#### SUPPLIED DATA
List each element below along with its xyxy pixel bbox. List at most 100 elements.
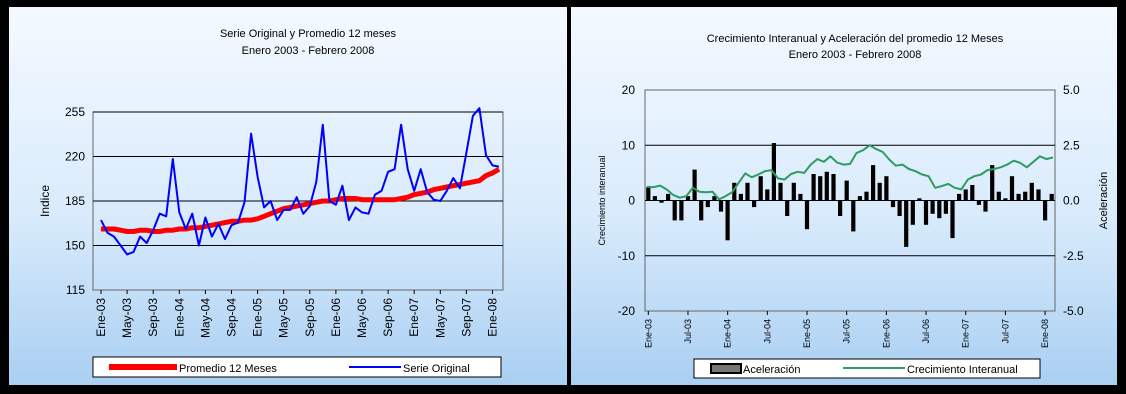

==

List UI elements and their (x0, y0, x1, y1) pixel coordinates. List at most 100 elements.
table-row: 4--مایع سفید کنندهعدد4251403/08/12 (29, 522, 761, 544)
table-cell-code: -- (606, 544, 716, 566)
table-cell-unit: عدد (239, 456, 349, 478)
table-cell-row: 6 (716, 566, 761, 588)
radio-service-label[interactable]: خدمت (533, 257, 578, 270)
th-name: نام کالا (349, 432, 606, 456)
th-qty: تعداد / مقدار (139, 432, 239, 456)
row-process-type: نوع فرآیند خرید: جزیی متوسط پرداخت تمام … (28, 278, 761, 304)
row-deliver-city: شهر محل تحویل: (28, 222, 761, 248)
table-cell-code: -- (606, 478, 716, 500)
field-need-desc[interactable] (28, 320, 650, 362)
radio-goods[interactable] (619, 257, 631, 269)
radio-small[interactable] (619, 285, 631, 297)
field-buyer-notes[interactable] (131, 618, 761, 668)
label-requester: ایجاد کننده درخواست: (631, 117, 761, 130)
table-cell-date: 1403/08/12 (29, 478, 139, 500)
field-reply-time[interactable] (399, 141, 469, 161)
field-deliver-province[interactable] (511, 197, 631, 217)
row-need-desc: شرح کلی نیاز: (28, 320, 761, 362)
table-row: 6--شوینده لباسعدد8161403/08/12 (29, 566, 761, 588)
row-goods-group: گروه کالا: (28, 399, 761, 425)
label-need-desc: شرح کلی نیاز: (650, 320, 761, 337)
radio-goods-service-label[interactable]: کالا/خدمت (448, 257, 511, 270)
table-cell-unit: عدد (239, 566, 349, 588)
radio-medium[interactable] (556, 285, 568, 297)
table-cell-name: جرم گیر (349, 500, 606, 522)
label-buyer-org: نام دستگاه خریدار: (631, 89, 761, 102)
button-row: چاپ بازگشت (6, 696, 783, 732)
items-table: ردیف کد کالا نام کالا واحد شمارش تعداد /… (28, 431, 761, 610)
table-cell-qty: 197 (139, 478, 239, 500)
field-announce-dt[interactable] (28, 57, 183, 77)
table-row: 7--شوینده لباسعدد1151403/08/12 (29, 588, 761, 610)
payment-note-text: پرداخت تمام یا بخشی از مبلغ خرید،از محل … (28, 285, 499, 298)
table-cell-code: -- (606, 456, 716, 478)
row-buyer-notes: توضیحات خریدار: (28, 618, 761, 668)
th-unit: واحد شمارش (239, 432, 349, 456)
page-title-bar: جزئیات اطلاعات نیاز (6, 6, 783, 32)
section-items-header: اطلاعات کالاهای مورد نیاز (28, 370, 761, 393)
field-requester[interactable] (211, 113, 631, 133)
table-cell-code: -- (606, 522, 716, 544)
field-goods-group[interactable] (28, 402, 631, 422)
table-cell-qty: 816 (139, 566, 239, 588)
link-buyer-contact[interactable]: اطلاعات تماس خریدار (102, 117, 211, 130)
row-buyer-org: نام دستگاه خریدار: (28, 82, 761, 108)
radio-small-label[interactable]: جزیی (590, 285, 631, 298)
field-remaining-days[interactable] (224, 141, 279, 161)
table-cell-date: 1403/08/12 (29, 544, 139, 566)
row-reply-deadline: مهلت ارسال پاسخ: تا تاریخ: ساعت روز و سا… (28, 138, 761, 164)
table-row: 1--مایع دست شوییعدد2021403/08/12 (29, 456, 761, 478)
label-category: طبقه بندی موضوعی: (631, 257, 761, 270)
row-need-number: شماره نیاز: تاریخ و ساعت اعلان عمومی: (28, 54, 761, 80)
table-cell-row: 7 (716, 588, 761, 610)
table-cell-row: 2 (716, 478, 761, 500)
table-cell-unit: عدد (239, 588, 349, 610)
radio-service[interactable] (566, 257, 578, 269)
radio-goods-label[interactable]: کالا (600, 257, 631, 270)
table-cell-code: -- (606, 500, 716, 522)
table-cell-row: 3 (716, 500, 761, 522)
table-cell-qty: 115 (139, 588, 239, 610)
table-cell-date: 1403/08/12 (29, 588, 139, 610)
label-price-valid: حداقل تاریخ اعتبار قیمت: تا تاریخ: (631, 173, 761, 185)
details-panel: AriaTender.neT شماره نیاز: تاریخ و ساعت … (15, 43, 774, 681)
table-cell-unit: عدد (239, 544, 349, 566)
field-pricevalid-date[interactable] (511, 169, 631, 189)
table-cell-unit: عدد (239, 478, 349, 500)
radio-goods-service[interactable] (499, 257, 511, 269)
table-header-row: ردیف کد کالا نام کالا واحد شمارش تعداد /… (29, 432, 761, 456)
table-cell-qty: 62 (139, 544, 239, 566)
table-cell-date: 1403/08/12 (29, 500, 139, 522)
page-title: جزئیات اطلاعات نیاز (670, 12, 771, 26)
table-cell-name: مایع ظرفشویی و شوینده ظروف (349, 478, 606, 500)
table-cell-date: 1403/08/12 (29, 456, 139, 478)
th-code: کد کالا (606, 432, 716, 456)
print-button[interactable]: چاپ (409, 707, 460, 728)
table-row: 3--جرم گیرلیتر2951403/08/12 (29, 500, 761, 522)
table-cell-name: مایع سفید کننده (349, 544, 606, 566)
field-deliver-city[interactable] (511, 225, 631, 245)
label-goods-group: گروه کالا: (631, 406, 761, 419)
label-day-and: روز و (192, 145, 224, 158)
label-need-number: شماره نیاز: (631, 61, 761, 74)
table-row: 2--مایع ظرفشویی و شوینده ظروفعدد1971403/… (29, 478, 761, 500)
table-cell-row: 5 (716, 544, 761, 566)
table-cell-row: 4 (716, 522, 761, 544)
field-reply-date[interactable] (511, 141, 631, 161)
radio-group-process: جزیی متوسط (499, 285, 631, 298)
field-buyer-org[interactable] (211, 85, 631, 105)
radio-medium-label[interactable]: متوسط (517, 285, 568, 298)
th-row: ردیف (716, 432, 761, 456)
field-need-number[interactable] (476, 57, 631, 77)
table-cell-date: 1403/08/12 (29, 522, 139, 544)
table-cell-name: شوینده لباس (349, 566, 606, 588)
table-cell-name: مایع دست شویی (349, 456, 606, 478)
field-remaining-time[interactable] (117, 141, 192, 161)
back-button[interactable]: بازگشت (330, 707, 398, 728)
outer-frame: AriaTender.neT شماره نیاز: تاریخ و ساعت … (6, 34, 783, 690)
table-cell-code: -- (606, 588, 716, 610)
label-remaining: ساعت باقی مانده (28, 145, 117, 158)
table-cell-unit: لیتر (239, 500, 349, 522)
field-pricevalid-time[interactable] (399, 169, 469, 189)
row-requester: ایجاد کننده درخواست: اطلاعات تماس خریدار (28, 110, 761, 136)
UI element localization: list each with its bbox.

---

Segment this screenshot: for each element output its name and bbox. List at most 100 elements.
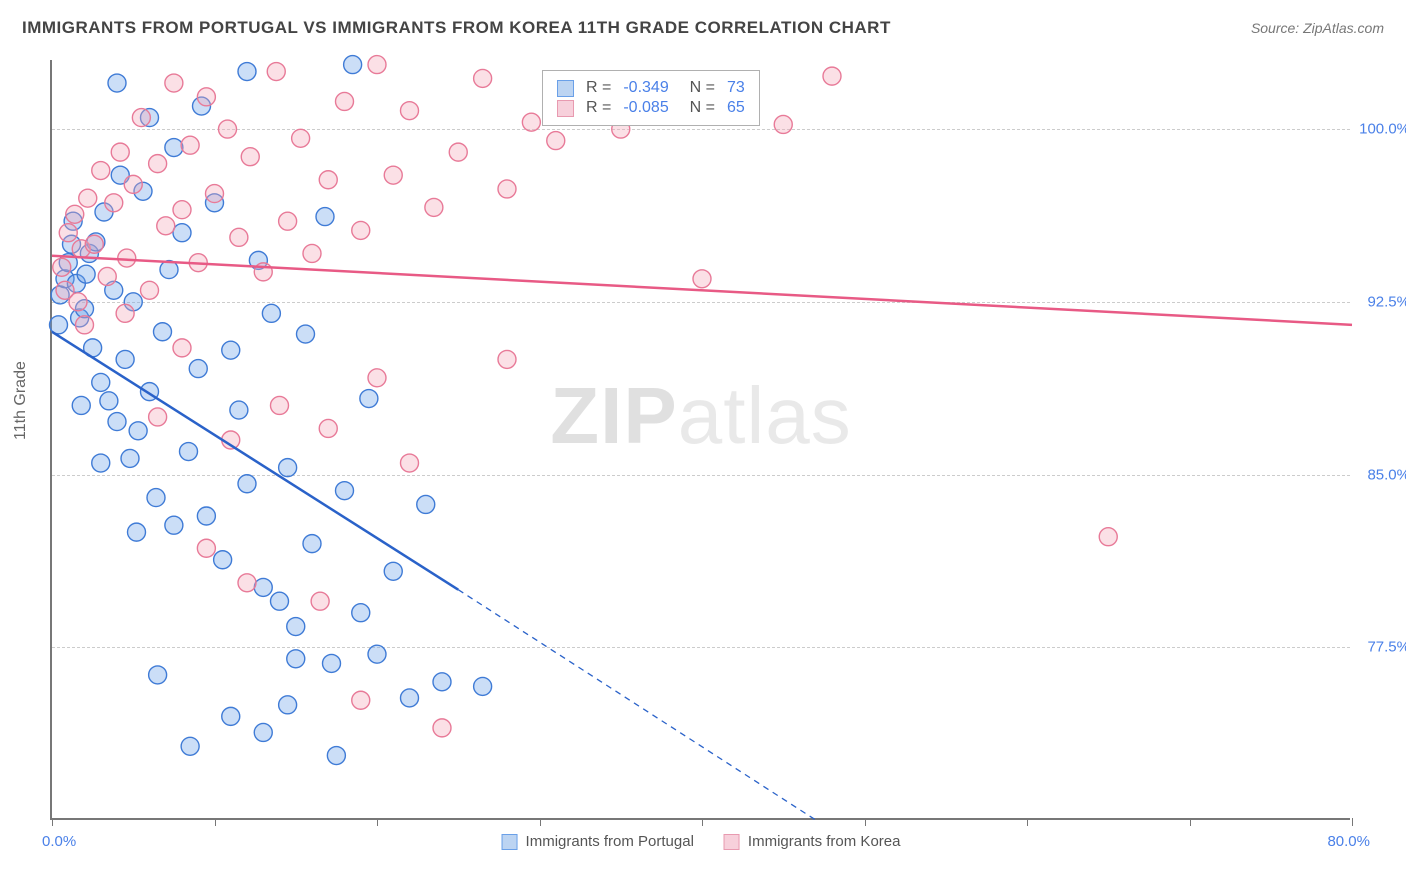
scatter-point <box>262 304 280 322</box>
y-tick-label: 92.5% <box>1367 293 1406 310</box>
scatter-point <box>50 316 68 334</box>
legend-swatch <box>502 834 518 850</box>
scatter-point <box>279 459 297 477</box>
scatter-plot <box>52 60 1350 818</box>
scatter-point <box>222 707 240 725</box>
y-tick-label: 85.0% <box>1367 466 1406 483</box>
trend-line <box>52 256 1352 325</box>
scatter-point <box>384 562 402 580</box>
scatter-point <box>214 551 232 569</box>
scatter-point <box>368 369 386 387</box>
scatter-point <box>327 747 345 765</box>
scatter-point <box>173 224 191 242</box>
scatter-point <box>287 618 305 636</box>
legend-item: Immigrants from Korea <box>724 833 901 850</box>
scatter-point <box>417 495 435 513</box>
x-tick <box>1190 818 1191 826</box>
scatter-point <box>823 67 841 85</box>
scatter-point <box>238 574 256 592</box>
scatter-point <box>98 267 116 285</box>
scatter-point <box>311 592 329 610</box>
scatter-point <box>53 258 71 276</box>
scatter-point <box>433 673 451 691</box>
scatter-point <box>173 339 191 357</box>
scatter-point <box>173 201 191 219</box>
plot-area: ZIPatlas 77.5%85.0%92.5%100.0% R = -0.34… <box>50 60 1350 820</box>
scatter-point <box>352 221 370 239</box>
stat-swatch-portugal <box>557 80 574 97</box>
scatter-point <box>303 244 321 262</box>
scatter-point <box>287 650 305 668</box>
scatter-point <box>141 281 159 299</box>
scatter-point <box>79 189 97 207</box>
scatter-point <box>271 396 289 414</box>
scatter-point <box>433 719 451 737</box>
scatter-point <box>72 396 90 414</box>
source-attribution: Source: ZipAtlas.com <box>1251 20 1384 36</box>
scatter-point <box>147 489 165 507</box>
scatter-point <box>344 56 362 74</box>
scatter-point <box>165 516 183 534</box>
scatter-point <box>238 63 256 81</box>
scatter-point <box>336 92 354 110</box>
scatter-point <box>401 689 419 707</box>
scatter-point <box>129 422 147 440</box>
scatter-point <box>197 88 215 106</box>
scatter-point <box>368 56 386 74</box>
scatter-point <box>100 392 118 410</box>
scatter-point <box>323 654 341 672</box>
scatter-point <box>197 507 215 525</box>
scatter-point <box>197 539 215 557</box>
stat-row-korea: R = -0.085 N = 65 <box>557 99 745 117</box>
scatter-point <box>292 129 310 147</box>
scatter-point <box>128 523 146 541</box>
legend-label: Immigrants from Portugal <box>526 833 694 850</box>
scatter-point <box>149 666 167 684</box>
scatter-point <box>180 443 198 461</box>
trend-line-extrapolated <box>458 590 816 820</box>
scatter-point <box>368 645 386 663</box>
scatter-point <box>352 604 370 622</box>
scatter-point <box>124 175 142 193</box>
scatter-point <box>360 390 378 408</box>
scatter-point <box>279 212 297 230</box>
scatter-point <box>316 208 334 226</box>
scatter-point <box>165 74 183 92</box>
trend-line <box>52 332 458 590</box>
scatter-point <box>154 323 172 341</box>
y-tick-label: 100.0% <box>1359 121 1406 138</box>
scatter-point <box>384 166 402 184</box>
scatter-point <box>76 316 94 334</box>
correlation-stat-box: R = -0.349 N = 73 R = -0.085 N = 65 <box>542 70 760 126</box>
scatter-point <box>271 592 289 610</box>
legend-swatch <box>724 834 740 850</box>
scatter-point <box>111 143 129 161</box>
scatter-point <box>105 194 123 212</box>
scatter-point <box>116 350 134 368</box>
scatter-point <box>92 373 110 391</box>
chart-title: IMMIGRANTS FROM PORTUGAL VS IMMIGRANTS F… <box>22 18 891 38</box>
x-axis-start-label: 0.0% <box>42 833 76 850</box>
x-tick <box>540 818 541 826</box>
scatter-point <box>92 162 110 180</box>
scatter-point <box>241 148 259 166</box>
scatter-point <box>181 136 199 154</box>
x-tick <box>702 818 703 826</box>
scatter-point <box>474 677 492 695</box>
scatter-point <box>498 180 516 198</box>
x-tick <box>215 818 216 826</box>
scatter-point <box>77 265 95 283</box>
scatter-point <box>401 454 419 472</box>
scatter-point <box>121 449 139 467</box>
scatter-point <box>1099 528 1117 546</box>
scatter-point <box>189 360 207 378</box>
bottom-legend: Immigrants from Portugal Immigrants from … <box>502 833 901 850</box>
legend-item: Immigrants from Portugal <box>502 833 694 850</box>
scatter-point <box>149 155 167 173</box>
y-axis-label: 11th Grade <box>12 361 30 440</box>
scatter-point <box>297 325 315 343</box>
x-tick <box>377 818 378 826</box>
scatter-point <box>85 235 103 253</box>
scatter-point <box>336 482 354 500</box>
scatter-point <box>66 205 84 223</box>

#### DO THIS
List every line of the material above that contains the string "goods".

#### FINISHED TASK
radio-goods[interactable] (619, 257, 631, 269)
row-goods-group: گروه کالا: (28, 399, 761, 425)
radio-goods-service-label[interactable]: کالا/خدمت (448, 257, 511, 270)
field-goods-group[interactable] (28, 402, 631, 422)
radio-goods-label[interactable]: کالا (600, 257, 631, 270)
radio-goods-service[interactable] (499, 257, 511, 269)
label-goods-group: گروه کالا: (631, 406, 761, 419)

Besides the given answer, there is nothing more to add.